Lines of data
[Begin]

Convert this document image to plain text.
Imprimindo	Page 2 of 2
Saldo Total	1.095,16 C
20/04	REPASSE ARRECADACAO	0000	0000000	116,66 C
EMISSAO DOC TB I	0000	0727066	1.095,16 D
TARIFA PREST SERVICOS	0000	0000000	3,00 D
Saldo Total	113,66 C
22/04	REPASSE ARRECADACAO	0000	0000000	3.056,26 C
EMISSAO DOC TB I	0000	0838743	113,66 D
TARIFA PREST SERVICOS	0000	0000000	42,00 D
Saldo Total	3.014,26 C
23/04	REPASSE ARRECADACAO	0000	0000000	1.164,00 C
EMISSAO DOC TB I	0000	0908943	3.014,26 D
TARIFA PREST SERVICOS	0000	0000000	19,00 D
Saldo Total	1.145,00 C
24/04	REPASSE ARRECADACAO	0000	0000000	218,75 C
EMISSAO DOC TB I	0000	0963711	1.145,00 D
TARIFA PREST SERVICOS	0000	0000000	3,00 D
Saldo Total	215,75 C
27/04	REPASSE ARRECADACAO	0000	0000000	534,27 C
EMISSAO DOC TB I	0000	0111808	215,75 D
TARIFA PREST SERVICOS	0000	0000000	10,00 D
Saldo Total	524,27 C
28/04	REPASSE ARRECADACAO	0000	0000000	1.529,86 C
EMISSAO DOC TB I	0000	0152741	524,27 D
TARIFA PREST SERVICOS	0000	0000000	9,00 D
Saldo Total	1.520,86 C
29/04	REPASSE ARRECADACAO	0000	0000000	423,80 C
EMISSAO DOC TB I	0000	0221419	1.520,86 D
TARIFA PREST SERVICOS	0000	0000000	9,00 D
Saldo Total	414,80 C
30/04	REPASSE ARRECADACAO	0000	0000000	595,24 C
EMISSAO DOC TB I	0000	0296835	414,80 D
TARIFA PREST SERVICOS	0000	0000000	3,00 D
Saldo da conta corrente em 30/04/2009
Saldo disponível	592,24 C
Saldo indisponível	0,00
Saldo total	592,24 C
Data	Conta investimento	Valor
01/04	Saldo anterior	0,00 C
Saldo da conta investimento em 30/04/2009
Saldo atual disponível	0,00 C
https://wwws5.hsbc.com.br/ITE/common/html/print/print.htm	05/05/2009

[End]

◆ **Problem to work on**:
Every entry needs to be retyped exactly.

◆ **Correct output**:
Convert this document image to plain text.
Imprimindo	Page 2 of 2
Saldo Total	1.095,16 C
20/04	REPASSE ARRECADACAO	0000	0000000	116,66 C
EMISSAO DOC TB I	0000	0727066	1.095,16 D
TARIFA PREST SERVICOS	0000	0000000	3,00 D
Saldo Total	113,66 C
22/04	REPASSE ARRECADACAO	0000	0000000	3.056,26 C
EMISSAO DOC TB I	0000	0838743	113,66 D
TARIFA PREST SERVICOS	0000	0000000	42,00 D
Saldo Total	3.014,26 C
23/04	REPASSE ARRECADACAO	0000	0000000	1.164,00 C
EMISSAO DOC TB I	0000	0908943	3.014,26 D
TARIFA PREST SERVICOS	0000	0000000	19,00 D
Saldo Total	1.145,00 C
24/04	REPASSE ARRECADACAO	0000	0000000	218,75 C
EMISSAO DOC TB I	0000	0963711	1.145,00 D
TARIFA PREST SERVICOS	0000	0000000	3,00 D
Saldo Total	215,75 C
27/04	REPASSE ARRECADACAO	0000	0000000	534,27 C
EMISSAO DOC TB I	0000	0111808	215,75 D
TARIFA PREST SERVICOS	0000	0000000	10,00 D
Saldo Total	524,27 C
28/04	REPASSE ARRECADACAO	0000	0000000	1.529,86 C
EMISSAO DOC TB I	0000	0152741	524,27 D
TARIFA PREST SERVICOS	0000	0000000	9,00 D
Saldo Total	1.520,86 C
29/04	REPASSE ARRECADACAO	0000	0000000	423,80 C
EMISSAO DOC TB I	0000	0221419	1.520,86 D
TARIFA PREST SERVICOS	0000	0000000	9,00 D
Saldo Total	414,80 C
30/04	REPASSE ARRECADACAO	0000	0000000	595,24 C
EMISSAO DOC TB I	0000	0296835	414,80 D
TARIFA PREST SERVICOS	0000	0000000	3,00 D
Saldo da conta corrente em 30/04/2009
Saldo disponível	592,24 C
Saldo indisponível	0,00
Saldo total	592,24 C
Data	Conta investimento	Valor
01/04	Saldo anterior	0,00 C
Saldo da conta investimento em 30/04/2009
Saldo atual disponível	0,00 C
https://wwws5.hsbc.com.br/ITE/common/html/print/print.htm	05/05/2009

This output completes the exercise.